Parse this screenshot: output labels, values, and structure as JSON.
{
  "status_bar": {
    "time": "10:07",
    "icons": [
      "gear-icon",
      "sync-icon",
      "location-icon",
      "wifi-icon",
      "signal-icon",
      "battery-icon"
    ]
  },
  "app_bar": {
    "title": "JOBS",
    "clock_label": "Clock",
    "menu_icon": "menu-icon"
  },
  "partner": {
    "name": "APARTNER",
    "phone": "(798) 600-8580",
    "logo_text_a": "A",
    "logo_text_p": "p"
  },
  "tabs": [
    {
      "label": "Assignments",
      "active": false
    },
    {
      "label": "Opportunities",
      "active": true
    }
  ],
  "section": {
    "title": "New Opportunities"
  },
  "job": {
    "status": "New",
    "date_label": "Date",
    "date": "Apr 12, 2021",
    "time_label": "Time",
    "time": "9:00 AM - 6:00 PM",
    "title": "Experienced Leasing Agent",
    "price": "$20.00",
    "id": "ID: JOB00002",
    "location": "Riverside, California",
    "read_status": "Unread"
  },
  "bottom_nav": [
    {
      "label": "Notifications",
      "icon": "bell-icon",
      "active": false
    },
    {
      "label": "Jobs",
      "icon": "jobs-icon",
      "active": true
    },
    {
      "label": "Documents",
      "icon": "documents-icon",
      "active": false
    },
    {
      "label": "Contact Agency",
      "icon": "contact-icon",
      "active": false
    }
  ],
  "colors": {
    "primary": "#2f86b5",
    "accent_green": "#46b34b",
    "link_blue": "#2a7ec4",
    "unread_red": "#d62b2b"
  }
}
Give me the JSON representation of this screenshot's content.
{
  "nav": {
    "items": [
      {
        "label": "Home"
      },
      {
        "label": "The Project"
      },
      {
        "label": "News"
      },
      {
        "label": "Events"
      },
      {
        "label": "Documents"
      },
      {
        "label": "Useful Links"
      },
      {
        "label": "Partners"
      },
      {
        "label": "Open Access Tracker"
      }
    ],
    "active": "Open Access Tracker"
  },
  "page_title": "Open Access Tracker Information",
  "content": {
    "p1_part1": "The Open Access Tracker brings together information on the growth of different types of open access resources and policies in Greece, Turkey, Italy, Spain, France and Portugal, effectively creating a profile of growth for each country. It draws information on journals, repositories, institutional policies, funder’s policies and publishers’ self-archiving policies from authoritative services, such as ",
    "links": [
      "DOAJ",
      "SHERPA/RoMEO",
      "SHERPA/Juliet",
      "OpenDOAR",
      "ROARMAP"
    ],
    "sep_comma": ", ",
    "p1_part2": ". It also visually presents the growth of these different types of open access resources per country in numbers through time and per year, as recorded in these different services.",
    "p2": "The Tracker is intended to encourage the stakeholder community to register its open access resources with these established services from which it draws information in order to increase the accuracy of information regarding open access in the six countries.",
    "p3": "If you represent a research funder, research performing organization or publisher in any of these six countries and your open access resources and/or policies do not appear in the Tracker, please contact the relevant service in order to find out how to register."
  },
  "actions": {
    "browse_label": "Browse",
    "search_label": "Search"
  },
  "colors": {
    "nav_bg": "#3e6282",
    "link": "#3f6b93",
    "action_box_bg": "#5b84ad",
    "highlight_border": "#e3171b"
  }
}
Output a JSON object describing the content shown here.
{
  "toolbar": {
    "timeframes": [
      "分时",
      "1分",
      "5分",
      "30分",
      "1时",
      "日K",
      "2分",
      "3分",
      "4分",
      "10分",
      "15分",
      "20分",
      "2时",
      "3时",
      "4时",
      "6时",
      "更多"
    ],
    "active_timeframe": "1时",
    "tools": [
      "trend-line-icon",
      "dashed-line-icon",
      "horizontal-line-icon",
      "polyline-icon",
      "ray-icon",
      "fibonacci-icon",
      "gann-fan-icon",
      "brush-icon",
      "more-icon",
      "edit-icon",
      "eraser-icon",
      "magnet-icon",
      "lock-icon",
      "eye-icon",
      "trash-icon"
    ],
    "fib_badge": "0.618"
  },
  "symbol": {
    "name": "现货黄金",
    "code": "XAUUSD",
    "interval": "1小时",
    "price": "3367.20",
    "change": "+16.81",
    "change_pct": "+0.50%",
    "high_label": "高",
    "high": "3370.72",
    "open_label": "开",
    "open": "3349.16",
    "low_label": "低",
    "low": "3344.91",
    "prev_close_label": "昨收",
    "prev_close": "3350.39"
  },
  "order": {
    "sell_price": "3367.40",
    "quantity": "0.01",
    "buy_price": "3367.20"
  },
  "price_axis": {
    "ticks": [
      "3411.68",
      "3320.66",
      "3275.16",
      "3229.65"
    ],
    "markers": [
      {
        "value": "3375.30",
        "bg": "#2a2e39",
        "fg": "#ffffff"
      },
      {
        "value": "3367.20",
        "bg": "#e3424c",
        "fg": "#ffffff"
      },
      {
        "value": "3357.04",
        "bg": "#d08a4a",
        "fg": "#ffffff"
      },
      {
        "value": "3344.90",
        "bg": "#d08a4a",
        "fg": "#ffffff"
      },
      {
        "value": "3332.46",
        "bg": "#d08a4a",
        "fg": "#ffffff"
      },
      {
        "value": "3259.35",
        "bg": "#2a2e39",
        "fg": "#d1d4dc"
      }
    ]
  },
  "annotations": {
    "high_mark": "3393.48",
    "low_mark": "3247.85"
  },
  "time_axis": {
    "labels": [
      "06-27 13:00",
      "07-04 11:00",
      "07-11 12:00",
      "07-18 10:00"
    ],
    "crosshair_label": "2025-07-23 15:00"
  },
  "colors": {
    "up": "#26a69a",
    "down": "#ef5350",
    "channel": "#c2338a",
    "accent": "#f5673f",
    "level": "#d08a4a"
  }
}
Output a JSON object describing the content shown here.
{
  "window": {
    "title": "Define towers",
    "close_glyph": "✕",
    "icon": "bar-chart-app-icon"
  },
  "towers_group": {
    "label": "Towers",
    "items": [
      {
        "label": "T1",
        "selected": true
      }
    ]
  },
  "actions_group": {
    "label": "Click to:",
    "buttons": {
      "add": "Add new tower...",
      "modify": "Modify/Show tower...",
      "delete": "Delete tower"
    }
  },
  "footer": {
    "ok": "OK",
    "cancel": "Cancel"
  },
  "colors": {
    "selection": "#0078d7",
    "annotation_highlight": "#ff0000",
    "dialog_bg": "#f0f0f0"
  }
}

============

# Brief
Check each line above for the word "Opportunities" and copy the ones that have it.

# Response below
      "label": "Opportunities",
    "title": "New Opportunities"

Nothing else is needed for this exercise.